Testing Einstein's Universe



Item Current Status
Mission Elapsed Time 374 days (53 weeks/12.26 months)
Science Data Collection 245 days (35 weeks/8.03 months)
Current Orbit # 5,523 as of 5:00 PM PST
Spacecraft General Health Good
Roll Rate Normal at 0.7742 rpm (77.5 seconds per revolution)
Gyro Suspension System (GSS) All 4 gyros digitally suspended in science mode
Dewar Temperature 1.82 kelvin, holding steady
Global Positioning System (GPS) lock Greater than 97.7%
Attitude & Translation Control (ATC)

X-axis attitude error: 190.9 marcs rms
Y-axis attitude error: 91.2 marcs rms

Command & Data Handling (CDH) B-side (backup) computer in control
Multi-bit errors (MBE): 0
Single-bit errors (SBE): 8 (daily average)
Telescope Readout (TRE) Nominal
SQUID Readouts (SRE) Nominal
Gyro #1 rotor potential -3.7 mV
Gyro #2 rotor potential -4.8 mV
Gyro #4 rotor potential -4.1 mV
Gyro #3 Drag-free Status Backup Drag-free mode (normal)


As of Mission Day 374, the Gravity Probe B vehicle and payload are in good health. All four gyros are digitally suspended in science mode. The spacecraft is flying drag-free around Gyro #3.

* Set problem A
Could you write out the records again from their first line through the line with "close-icon[interactable]: ✕ — [461, 9, 477, 25]", renaming "search-placeholder" as "search-hint" and leaving everything else unchanged?
* Set problem B
Can you go on with the Gravity Probe B status report past its last sentence?
The records have nothing to do with the status report.

* Provided records
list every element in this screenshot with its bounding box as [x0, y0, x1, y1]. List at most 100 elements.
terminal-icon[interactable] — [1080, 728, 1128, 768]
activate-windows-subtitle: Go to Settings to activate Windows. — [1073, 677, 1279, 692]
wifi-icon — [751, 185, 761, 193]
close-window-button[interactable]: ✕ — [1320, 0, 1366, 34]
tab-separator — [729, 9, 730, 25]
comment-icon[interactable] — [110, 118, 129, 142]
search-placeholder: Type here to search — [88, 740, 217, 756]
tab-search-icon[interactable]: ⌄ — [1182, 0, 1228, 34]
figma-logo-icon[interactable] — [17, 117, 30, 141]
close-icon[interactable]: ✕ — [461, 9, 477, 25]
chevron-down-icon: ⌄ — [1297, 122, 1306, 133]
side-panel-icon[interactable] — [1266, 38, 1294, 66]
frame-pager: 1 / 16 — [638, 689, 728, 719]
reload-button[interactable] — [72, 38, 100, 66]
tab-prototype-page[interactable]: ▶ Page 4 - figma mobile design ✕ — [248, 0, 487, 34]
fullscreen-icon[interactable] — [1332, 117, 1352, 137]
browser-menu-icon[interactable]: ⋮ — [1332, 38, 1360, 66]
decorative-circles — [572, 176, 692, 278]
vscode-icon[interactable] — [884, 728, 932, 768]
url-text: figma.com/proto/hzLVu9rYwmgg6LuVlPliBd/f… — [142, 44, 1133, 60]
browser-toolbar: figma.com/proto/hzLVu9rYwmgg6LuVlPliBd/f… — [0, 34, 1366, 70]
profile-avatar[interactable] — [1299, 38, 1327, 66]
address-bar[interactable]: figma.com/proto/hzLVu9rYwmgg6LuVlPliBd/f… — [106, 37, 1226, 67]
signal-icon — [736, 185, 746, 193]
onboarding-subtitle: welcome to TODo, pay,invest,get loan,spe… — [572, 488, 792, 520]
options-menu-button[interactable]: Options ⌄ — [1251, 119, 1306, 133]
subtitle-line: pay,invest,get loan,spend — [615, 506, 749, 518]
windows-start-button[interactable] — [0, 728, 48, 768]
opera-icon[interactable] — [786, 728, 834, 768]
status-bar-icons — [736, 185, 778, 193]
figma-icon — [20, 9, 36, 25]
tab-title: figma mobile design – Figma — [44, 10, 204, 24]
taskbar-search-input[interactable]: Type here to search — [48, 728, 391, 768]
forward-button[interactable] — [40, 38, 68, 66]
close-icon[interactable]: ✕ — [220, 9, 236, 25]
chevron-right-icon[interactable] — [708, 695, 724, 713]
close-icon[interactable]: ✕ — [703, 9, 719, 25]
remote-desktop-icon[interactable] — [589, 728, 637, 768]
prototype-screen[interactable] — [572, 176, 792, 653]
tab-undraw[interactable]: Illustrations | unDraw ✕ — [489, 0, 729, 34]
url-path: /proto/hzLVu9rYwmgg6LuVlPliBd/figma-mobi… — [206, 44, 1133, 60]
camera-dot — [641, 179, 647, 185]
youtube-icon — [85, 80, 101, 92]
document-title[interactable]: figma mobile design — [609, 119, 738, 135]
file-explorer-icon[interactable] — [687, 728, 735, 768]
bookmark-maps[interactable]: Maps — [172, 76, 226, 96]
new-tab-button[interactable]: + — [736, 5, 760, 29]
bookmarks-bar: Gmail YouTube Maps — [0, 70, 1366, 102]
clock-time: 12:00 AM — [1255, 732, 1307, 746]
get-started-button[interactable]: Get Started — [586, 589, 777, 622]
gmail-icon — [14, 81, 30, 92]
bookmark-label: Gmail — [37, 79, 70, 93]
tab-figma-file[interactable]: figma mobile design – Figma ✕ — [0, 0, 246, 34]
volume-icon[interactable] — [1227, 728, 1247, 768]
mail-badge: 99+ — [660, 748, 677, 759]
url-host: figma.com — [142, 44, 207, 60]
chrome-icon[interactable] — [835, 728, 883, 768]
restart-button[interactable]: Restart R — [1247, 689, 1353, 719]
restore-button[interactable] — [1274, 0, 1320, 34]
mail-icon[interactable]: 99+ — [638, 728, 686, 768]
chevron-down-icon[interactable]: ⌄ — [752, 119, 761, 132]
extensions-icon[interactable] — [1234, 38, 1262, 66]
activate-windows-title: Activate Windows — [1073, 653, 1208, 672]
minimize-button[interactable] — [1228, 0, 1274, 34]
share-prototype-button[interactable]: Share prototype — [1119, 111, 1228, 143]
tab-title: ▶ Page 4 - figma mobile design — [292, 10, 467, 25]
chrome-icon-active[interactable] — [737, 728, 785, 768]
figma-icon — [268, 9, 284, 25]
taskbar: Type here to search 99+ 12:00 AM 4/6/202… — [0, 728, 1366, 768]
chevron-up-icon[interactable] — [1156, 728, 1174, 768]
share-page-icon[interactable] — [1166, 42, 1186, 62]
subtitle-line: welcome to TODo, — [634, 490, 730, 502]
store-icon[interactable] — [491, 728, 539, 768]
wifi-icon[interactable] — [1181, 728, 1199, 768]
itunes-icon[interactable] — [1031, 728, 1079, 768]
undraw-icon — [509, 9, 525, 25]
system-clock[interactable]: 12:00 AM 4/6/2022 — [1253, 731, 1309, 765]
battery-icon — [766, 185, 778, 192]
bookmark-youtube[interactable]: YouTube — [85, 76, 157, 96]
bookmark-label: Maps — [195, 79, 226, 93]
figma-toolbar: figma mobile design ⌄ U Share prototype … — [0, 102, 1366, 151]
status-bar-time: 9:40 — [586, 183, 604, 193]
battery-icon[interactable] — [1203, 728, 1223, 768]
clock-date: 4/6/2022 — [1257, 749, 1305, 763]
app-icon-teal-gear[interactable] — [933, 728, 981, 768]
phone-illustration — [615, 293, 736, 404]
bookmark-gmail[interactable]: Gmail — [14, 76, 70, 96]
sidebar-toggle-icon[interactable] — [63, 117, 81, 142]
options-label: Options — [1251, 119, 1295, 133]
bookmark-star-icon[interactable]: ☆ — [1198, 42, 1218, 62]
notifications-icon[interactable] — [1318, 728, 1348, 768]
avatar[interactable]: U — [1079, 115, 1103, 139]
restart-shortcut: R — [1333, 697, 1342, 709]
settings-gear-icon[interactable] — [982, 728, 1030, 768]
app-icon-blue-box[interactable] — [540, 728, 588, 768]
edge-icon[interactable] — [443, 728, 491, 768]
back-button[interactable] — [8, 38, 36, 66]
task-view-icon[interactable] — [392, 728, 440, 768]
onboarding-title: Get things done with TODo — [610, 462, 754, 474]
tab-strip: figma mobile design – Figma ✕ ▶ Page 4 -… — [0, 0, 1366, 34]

* Final answer A
list every element in this screenshot with its bounding box as [x0, y0, x1, y1]. List at most 100 elements.
terminal-icon[interactable] — [1080, 728, 1128, 768]
activate-windows-subtitle: Go to Settings to activate Windows. — [1073, 677, 1279, 692]
wifi-icon — [751, 185, 761, 193]
close-window-button[interactable]: ✕ — [1320, 0, 1366, 34]
tab-separator — [729, 9, 730, 25]
comment-icon[interactable] — [110, 118, 129, 142]
search-hint: Type here to search — [88, 740, 217, 756]
tab-search-icon[interactable]: ⌄ — [1182, 0, 1228, 34]
figma-logo-icon[interactable] — [17, 117, 30, 141]
close-icon[interactable]: ✕ — [461, 9, 477, 25]

* Final answer B
This past Tuesday, 26 April 2005, the GP-B Dewar team ran another heat pulse meter test to get an update on the amount of liquid helium remaining in the Dewar. Their preliminary results suggest that we have about two weeks more helium than anticipated. Further analysis is in process, and if these results are correct, the helium will be depleted around the end of August or beginning of September. This means that we will be able to continue collecting science data into the first two weeks in July, before beginning a very important series of instrument calibration tests that must be completed before the helium runs out.

Also this past week, we continued fine-tuning our SQUID readout system, analyzing potential sources of noise. To this end, we turned off the telescope dithering motion all day on Wednesday, 27 April 2005 to determine its contribution to experimental noise. Likewise, for the same reason, on Thursday, we turned off the Experiment Control Unit (ECU) for several days. We are in the process of analyzing the results of these noise experiments, which may lead to further fine-tuning of various spacecraft systems.



This past week was a quiet one for the GP-B spacecraft, which has been performing exceptionally well these past few weeks.

Recent patches to the Attitude and Translation Control System (ATC), reported in previous weekly updates, have dramatically improved its pointing performance, which continues to be excellent.

As noted in the Mission Director's summary above, we have been investigating potential sources of noise in various spacecraft systems, including the ECU and the telescope dither routine. The dither (which we will describe in an upcoming Mission News Report) is one of several calibrating routines that is used whenever the telescope is locked onto the guide star.

GP-B Principal Investigator, Francis Everitt, spent this past week at NASA Headquarters in Washington, DC, providing the NASA administration with an update on the progress of GP-B.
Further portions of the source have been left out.